Can you print every record below exactly as written?

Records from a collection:
###

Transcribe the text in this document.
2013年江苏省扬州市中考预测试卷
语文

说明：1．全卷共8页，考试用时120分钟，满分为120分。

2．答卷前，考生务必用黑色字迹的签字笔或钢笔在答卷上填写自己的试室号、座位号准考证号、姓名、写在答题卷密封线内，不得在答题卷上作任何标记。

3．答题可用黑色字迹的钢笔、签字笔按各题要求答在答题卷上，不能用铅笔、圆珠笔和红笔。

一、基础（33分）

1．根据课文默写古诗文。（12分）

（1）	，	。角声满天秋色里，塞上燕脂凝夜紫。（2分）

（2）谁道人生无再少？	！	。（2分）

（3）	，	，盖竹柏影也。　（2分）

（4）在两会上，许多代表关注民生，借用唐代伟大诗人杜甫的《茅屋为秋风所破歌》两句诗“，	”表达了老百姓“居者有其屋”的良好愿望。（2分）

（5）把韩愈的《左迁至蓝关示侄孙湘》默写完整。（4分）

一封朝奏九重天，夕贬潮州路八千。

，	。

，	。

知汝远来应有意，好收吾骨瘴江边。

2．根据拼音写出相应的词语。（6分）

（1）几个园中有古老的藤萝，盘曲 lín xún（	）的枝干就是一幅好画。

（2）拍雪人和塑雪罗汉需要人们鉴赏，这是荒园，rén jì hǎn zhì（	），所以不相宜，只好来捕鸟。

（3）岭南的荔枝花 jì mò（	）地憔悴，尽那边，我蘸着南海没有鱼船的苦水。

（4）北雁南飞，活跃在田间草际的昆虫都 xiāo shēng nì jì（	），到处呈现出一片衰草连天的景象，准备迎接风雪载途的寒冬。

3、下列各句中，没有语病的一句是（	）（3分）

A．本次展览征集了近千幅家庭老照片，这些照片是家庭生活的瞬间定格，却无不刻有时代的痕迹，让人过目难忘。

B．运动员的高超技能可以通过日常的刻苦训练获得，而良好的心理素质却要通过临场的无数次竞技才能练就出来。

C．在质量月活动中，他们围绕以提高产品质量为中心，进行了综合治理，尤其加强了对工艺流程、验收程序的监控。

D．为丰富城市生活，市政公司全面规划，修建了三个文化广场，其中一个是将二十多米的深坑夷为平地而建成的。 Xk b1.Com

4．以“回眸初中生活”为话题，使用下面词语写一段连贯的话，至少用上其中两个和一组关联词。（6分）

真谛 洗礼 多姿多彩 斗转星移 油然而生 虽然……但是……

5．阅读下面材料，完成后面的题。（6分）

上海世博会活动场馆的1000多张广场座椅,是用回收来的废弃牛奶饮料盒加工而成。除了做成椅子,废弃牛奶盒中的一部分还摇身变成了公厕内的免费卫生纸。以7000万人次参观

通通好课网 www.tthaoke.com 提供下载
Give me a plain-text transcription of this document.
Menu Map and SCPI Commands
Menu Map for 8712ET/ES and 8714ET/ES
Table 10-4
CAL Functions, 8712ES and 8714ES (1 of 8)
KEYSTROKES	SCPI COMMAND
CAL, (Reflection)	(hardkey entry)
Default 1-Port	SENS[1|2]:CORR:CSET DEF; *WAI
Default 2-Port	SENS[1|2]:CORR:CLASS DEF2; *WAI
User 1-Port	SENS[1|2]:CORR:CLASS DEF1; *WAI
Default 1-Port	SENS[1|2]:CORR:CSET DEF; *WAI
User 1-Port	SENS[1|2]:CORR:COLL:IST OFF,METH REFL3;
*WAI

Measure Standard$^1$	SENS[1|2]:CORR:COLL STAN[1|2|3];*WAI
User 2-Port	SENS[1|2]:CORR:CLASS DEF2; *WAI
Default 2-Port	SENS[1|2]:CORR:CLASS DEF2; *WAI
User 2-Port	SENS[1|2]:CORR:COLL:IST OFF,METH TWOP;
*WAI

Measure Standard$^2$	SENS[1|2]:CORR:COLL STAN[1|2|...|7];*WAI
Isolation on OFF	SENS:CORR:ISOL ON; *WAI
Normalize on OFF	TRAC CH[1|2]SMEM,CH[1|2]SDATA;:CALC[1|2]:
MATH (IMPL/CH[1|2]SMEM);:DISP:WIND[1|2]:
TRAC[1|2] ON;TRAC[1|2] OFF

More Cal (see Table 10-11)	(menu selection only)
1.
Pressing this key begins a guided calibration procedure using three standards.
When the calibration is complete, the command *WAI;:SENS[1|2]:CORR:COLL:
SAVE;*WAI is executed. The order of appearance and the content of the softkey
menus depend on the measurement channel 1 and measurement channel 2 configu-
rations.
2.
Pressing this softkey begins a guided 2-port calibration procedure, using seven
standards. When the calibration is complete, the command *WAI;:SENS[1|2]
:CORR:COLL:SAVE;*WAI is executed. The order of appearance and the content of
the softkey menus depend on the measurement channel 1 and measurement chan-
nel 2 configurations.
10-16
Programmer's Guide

###

_Solved exercise_:
Transcribe the text in this document.
2013年江苏省扬州市中考预测试卷
语文

说明：1．全卷共8页，考试用时120分钟，满分为120分。

2．答卷前，考生务必用黑色字迹的签字笔或钢笔在答卷上填写自己的试室号、座位号准考证号、姓名、写在答题卷密封线内，不得在答题卷上作任何标记。

3．答题可用黑色字迹的钢笔、签字笔按各题要求答在答题卷上，不能用铅笔、圆珠笔和红笔。

一、基础（33分）

1．根据课文默写古诗文。（12分）

（1）	，	。角声满天秋色里，塞上燕脂凝夜紫。（2分）

（2）谁道人生无再少？	！	。（2分）

（3）	，	，盖竹柏影也。　（2分）

（4）在两会上，许多代表关注民生，借用唐代伟大诗人杜甫的《茅屋为秋风所破歌》两句诗“，	”表达了老百姓“居者有其屋”的良好愿望。（2分）

（5）把韩愈的《左迁至蓝关示侄孙湘》默写完整。（4分）

一封朝奏九重天，夕贬潮州路八千。

，	。

，	。

知汝远来应有意，好收吾骨瘴江边。

2．根据拼音写出相应的词语。（6分）

（1）几个园中有古老的藤萝，盘曲 lín xún（	）的枝干就是一幅好画。

（2）拍雪人和塑雪罗汉需要人们鉴赏，这是荒园，rén jì hǎn zhì（	），所以不相宜，只好来捕鸟。

（3）岭南的荔枝花 jì mò（	）地憔悴，尽那边，我蘸着南海没有鱼船的苦水。

（4）北雁南飞，活跃在田间草际的昆虫都 xiāo shēng nì jì（	），到处呈现出一片衰草连天的景象，准备迎接风雪载途的寒冬。

3、下列各句中，没有语病的一句是（	）（3分）

A．本次展览征集了近千幅家庭老照片，这些照片是家庭生活的瞬间定格，却无不刻有时代的痕迹，让人过目难忘。

B．运动员的高超技能可以通过日常的刻苦训练获得，而良好的心理素质却要通过临场的无数次竞技才能练就出来。

C．在质量月活动中，他们围绕以提高产品质量为中心，进行了综合治理，尤其加强了对工艺流程、验收程序的监控。

D．为丰富城市生活，市政公司全面规划，修建了三个文化广场，其中一个是将二十多米的深坑夷为平地而建成的。 Xk b1.Com

4．以“回眸初中生活”为话题，使用下面词语写一段连贯的话，至少用上其中两个和一组关联词。（6分）

真谛 洗礼 多姿多彩 斗转星移 油然而生 虽然……但是……

5．阅读下面材料，完成后面的题。（6分）

上海世博会活动场馆的1000多张广场座椅,是用回收来的废弃牛奶饮料盒加工而成。除了做成椅子,废弃牛奶盒中的一部分还摇身变成了公厕内的免费卫生纸。以7000万人次参观

通通好课网 www.tthaoke.com 提供下载
Give me a plain-text transcription of this document.
Menu Map and SCPI Commands
Menu Map for 8712ET/ES and 8714ET/ES
Table 10-4
CAL Functions, 8712ES and 8714ES (1 of 8)
KEYSTROKES	SCPI COMMAND
CAL, (Reflection)	(hardkey entry)
Default 1-Port	SENS[1|2]:CORR:CSET DEF; *WAI
Default 2-Port	SENS[1|2]:CORR:CLASS DEF2; *WAI
User 1-Port	SENS[1|2]:CORR:CLASS DEF1; *WAI
Default 1-Port	SENS[1|2]:CORR:CSET DEF; *WAI
User 1-Port	SENS[1|2]:CORR:COLL:IST OFF,METH REFL3;
*WAI

Measure Standard$^1$	SENS[1|2]:CORR:COLL STAN[1|2|3];*WAI
User 2-Port	SENS[1|2]:CORR:CLASS DEF2; *WAI
Default 2-Port	SENS[1|2]:CORR:CLASS DEF2; *WAI
User 2-Port	SENS[1|2]:CORR:COLL:IST OFF,METH TWOP;
*WAI

Measure Standard$^2$	SENS[1|2]:CORR:COLL STAN[1|2|...|7];*WAI
Isolation on OFF	SENS:CORR:ISOL ON; *WAI
Normalize on OFF	TRAC CH[1|2]SMEM,CH[1|2]SDATA;:CALC[1|2]:
MATH (IMPL/CH[1|2]SMEM);:DISP:WIND[1|2]:
TRAC[1|2] ON;TRAC[1|2] OFF

More Cal (see Table 10-11)	(menu selection only)
1.
Pressing this key begins a guided calibration procedure using three standards.
When the calibration is complete, the command *WAI;:SENS[1|2]:CORR:COLL:
SAVE;*WAI is executed. The order of appearance and the content of the softkey
menus depend on the measurement channel 1 and measurement channel 2 configu-
rations.
2.
Pressing this softkey begins a guided 2-port calibration procedure, using seven
standards. When the calibration is complete, the command *WAI;:SENS[1|2]
:CORR:COLL:SAVE;*WAI is executed. The order of appearance and the content of
the softkey menus depend on the measurement channel 1 and measurement chan-
nel 2 configurations.
10-16
Programmer's Guide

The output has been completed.